§ **Description of the task**
How many of the lines below hold the word "startTS"? Answer only with the number.

§ **Supplied material**
---+---

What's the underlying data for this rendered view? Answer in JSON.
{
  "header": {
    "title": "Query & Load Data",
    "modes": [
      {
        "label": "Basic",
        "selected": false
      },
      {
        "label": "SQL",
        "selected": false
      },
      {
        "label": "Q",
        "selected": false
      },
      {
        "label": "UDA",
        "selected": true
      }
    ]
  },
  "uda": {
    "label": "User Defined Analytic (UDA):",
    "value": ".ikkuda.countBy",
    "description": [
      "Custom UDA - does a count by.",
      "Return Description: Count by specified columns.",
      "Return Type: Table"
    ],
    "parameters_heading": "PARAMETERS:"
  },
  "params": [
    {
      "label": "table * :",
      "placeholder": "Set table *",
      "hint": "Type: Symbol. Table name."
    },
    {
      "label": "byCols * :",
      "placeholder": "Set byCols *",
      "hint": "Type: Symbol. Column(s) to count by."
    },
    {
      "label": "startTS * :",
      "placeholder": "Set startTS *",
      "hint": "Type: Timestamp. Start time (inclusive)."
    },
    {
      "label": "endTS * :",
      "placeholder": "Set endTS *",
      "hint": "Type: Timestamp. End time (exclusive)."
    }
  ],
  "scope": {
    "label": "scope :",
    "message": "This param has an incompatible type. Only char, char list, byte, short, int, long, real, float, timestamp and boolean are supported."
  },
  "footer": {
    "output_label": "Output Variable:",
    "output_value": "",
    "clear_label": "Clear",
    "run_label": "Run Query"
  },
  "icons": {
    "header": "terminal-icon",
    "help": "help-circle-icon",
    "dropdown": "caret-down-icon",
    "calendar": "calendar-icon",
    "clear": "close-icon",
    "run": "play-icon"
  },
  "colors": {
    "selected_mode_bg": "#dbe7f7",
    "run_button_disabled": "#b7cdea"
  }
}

---+---

§ **Reply**
2